- **Short exercise**
Of all the lines here, how many include the string "suffix"? Answer with the number only.

- **Excerpted data**
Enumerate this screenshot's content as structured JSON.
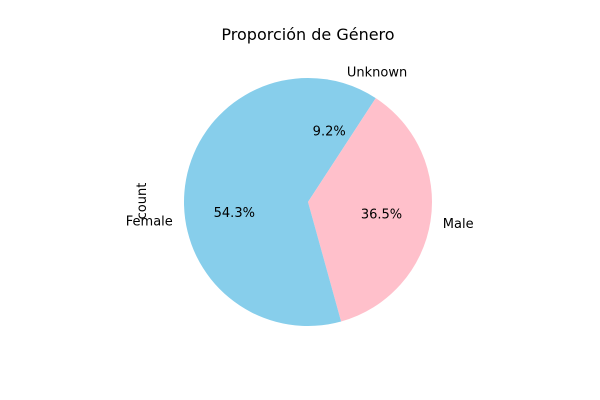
{
  "chart_data": {
    "type": "pie",
    "title": "Proporción de Género",
    "ylabel": "count",
    "start_angle_deg": 90,
    "direction": "clockwise",
    "slices": [
      {
        "label": "Unknown",
        "value": 9.2,
        "pct_label": "9.2%",
        "color": "#87CEEB"
      },
      {
        "label": "Male",
        "value": 36.5,
        "pct_label": "36.5%",
        "color": "#FFC0CB"
      },
      {
        "label": "Female",
        "value": 54.3,
        "pct_label": "54.3%",
        "color": "#87CEEB"
      }
    ]
  }
}
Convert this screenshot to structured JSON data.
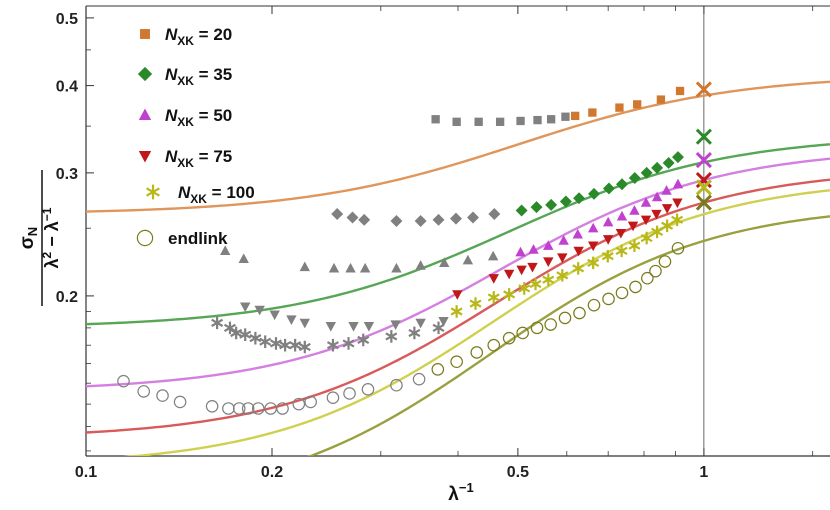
{
  "chart_data": {
    "type": "scatter",
    "xscale": "log",
    "yscale": "log",
    "xlim": [
      0.1,
      1.6
    ],
    "ylim": [
      0.118,
      0.52
    ],
    "xlabel": "λ⁻¹",
    "ylabel": {
      "numerator": "σN",
      "denominator": "λ² − λ⁻¹"
    },
    "x_ticks": [
      {
        "value": 0.1,
        "label": "0.1"
      },
      {
        "value": 0.2,
        "label": "0.2"
      },
      {
        "value": 0.5,
        "label": "0.5"
      },
      {
        "value": 1.0,
        "label": "1"
      }
    ],
    "x_minor_ticks": [
      0.3,
      0.4,
      0.6,
      0.7,
      0.8,
      0.9,
      1.5
    ],
    "y_ticks": [
      {
        "value": 0.2,
        "label": "0.2"
      },
      {
        "value": 0.3,
        "label": "0.3"
      },
      {
        "value": 0.4,
        "label": "0.4"
      },
      {
        "value": 0.5,
        "label": "0.5"
      }
    ],
    "y_minor_ticks": [
      0.12,
      0.13,
      0.14,
      0.15,
      0.16,
      0.17,
      0.18,
      0.19,
      0.25,
      0.35,
      0.45
    ],
    "vline_x": 1.0,
    "gray_color": "#808080",
    "series": [
      {
        "name": "N_XK = 20",
        "legend": {
          "prefix": "N",
          "sub": "XK",
          "suffix": " = 20"
        },
        "color": "#d07830",
        "marker": "square",
        "fit_color": "#e0965a",
        "fit": {
          "a": 0.262,
          "b": 0.415,
          "c": 2.5
        },
        "gray_points": [
          [
            0.368,
            0.358
          ],
          [
            0.398,
            0.355
          ],
          [
            0.432,
            0.355
          ],
          [
            0.468,
            0.355
          ],
          [
            0.505,
            0.356
          ],
          [
            0.538,
            0.357
          ],
          [
            0.566,
            0.358
          ],
          [
            0.597,
            0.361
          ]
        ],
        "colored_points": [
          [
            0.619,
            0.362
          ],
          [
            0.66,
            0.366
          ],
          [
            0.73,
            0.372
          ],
          [
            0.78,
            0.376
          ],
          [
            0.852,
            0.382
          ],
          [
            0.915,
            0.393
          ]
        ],
        "end_point": [
          1.0,
          0.395
        ]
      },
      {
        "name": "N_XK = 35",
        "legend": {
          "prefix": "N",
          "sub": "XK",
          "suffix": " = 35"
        },
        "color": "#2a8a2a",
        "marker": "diamond",
        "fit_color": "#56a656",
        "fit": {
          "a": 0.18,
          "b": 0.34,
          "c": 2.5
        },
        "gray_points": [
          [
            0.255,
            0.262
          ],
          [
            0.27,
            0.259
          ],
          [
            0.282,
            0.257
          ],
          [
            0.318,
            0.256
          ],
          [
            0.348,
            0.256
          ],
          [
            0.372,
            0.257
          ],
          [
            0.397,
            0.258
          ],
          [
            0.423,
            0.259
          ],
          [
            0.458,
            0.262
          ]
        ],
        "colored_points": [
          [
            0.507,
            0.265
          ],
          [
            0.536,
            0.268
          ],
          [
            0.566,
            0.27
          ],
          [
            0.598,
            0.273
          ],
          [
            0.628,
            0.276
          ],
          [
            0.664,
            0.28
          ],
          [
            0.702,
            0.285
          ],
          [
            0.737,
            0.289
          ],
          [
            0.773,
            0.295
          ],
          [
            0.808,
            0.3
          ],
          [
            0.84,
            0.305
          ],
          [
            0.877,
            0.31
          ],
          [
            0.908,
            0.316
          ]
        ],
        "end_point": [
          1.0,
          0.338
        ]
      },
      {
        "name": "N_XK = 50",
        "legend": {
          "prefix": "N",
          "sub": "XK",
          "suffix": " = 50"
        },
        "color": "#c040d0",
        "marker": "triangle-up",
        "fit_color": "#d480e0",
        "fit": {
          "a": 0.146,
          "b": 0.326,
          "c": 2.5
        },
        "gray_points": [
          [
            0.168,
            0.232
          ],
          [
            0.18,
            0.226
          ],
          [
            0.226,
            0.22
          ],
          [
            0.252,
            0.219
          ],
          [
            0.268,
            0.219
          ],
          [
            0.283,
            0.219
          ],
          [
            0.318,
            0.219
          ],
          [
            0.348,
            0.221
          ],
          [
            0.38,
            0.223
          ],
          [
            0.415,
            0.225
          ],
          [
            0.456,
            0.228
          ]
        ],
        "colored_points": [
          [
            0.505,
            0.231
          ],
          [
            0.53,
            0.233
          ],
          [
            0.56,
            0.236
          ],
          [
            0.593,
            0.24
          ],
          [
            0.625,
            0.245
          ],
          [
            0.662,
            0.25
          ],
          [
            0.7,
            0.255
          ],
          [
            0.737,
            0.26
          ],
          [
            0.772,
            0.265
          ],
          [
            0.806,
            0.272
          ],
          [
            0.84,
            0.277
          ],
          [
            0.87,
            0.283
          ],
          [
            0.908,
            0.289
          ]
        ],
        "end_point": [
          1.0,
          0.313
        ]
      },
      {
        "name": "N_XK = 75",
        "legend": {
          "prefix": "N",
          "sub": "XK",
          "suffix": " = 75"
        },
        "color": "#c01818",
        "marker": "triangle-down",
        "fit_color": "#d85a5a",
        "fit": {
          "a": 0.125,
          "b": 0.305,
          "c": 2.5
        },
        "gray_points": [
          [
            0.181,
            0.193
          ],
          [
            0.191,
            0.191
          ],
          [
            0.202,
            0.188
          ],
          [
            0.215,
            0.185
          ],
          [
            0.226,
            0.183
          ],
          [
            0.249,
            0.181
          ],
          [
            0.271,
            0.181
          ],
          [
            0.287,
            0.181
          ],
          [
            0.317,
            0.182
          ],
          [
            0.348,
            0.183
          ],
          [
            0.379,
            0.184
          ]
        ],
        "colored_points": [
          [
            0.399,
            0.201
          ],
          [
            0.457,
            0.212
          ],
          [
            0.484,
            0.215
          ],
          [
            0.507,
            0.218
          ],
          [
            0.528,
            0.22
          ],
          [
            0.56,
            0.224
          ],
          [
            0.59,
            0.227
          ],
          [
            0.627,
            0.232
          ],
          [
            0.662,
            0.236
          ],
          [
            0.7,
            0.241
          ],
          [
            0.734,
            0.246
          ],
          [
            0.768,
            0.252
          ],
          [
            0.806,
            0.257
          ],
          [
            0.838,
            0.262
          ],
          [
            0.872,
            0.267
          ],
          [
            0.906,
            0.272
          ]
        ],
        "end_point": [
          1.0,
          0.293
        ]
      },
      {
        "name": "N_XK = 100",
        "legend": {
          "prefix": "N",
          "sub": "XK",
          "suffix": " = 100"
        },
        "color": "#b8b818",
        "marker": "star",
        "fit_color": "#d0d050",
        "fit": {
          "a": 0.114,
          "b": 0.295,
          "c": 2.5
        },
        "gray_points": [
          [
            0.163,
            0.183
          ],
          [
            0.171,
            0.18
          ],
          [
            0.175,
            0.177
          ],
          [
            0.181,
            0.176
          ],
          [
            0.188,
            0.174
          ],
          [
            0.195,
            0.172
          ],
          [
            0.203,
            0.171
          ],
          [
            0.21,
            0.17
          ],
          [
            0.218,
            0.17
          ],
          [
            0.226,
            0.169
          ],
          [
            0.251,
            0.17
          ],
          [
            0.266,
            0.171
          ],
          [
            0.281,
            0.173
          ],
          [
            0.312,
            0.175
          ],
          [
            0.34,
            0.177
          ],
          [
            0.372,
            0.18
          ]
        ],
        "colored_points": [
          [
            0.398,
            0.19
          ],
          [
            0.427,
            0.195
          ],
          [
            0.457,
            0.199
          ],
          [
            0.484,
            0.201
          ],
          [
            0.512,
            0.205
          ],
          [
            0.534,
            0.208
          ],
          [
            0.56,
            0.211
          ],
          [
            0.59,
            0.214
          ],
          [
            0.626,
            0.219
          ],
          [
            0.662,
            0.223
          ],
          [
            0.699,
            0.228
          ],
          [
            0.736,
            0.232
          ],
          [
            0.772,
            0.236
          ],
          [
            0.808,
            0.242
          ],
          [
            0.84,
            0.247
          ],
          [
            0.872,
            0.252
          ],
          [
            0.905,
            0.257
          ]
        ],
        "end_point": [
          1.0,
          0.286
        ]
      },
      {
        "name": "endlink",
        "legend": {
          "prefix": "",
          "sub": "",
          "suffix": "endlink"
        },
        "color": "#7a7a1a",
        "marker": "circle-open",
        "fit_color": "#9aa040",
        "fit": {
          "a": 0.1005,
          "b": 0.271,
          "c": 2.5
        },
        "gray_points": [
          [
            0.115,
            0.151
          ],
          [
            0.124,
            0.146
          ],
          [
            0.133,
            0.144
          ],
          [
            0.142,
            0.141
          ],
          [
            0.16,
            0.139
          ],
          [
            0.17,
            0.138
          ],
          [
            0.177,
            0.138
          ],
          [
            0.183,
            0.138
          ],
          [
            0.19,
            0.138
          ],
          [
            0.199,
            0.138
          ],
          [
            0.208,
            0.138
          ],
          [
            0.221,
            0.14
          ],
          [
            0.231,
            0.141
          ],
          [
            0.251,
            0.143
          ],
          [
            0.267,
            0.145
          ],
          [
            0.286,
            0.147
          ],
          [
            0.318,
            0.149
          ],
          [
            0.346,
            0.152
          ]
        ],
        "colored_points": [
          [
            0.371,
            0.157
          ],
          [
            0.398,
            0.161
          ],
          [
            0.429,
            0.166
          ],
          [
            0.457,
            0.17
          ],
          [
            0.484,
            0.174
          ],
          [
            0.509,
            0.177
          ],
          [
            0.537,
            0.18
          ],
          [
            0.565,
            0.182
          ],
          [
            0.596,
            0.186
          ],
          [
            0.629,
            0.189
          ],
          [
            0.664,
            0.194
          ],
          [
            0.701,
            0.198
          ],
          [
            0.737,
            0.202
          ],
          [
            0.775,
            0.206
          ],
          [
            0.81,
            0.212
          ],
          [
            0.835,
            0.217
          ],
          [
            0.865,
            0.224
          ],
          [
            0.908,
            0.234
          ]
        ],
        "end_point": [
          1.0,
          0.272
        ]
      }
    ]
  }
}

- **Output below**
6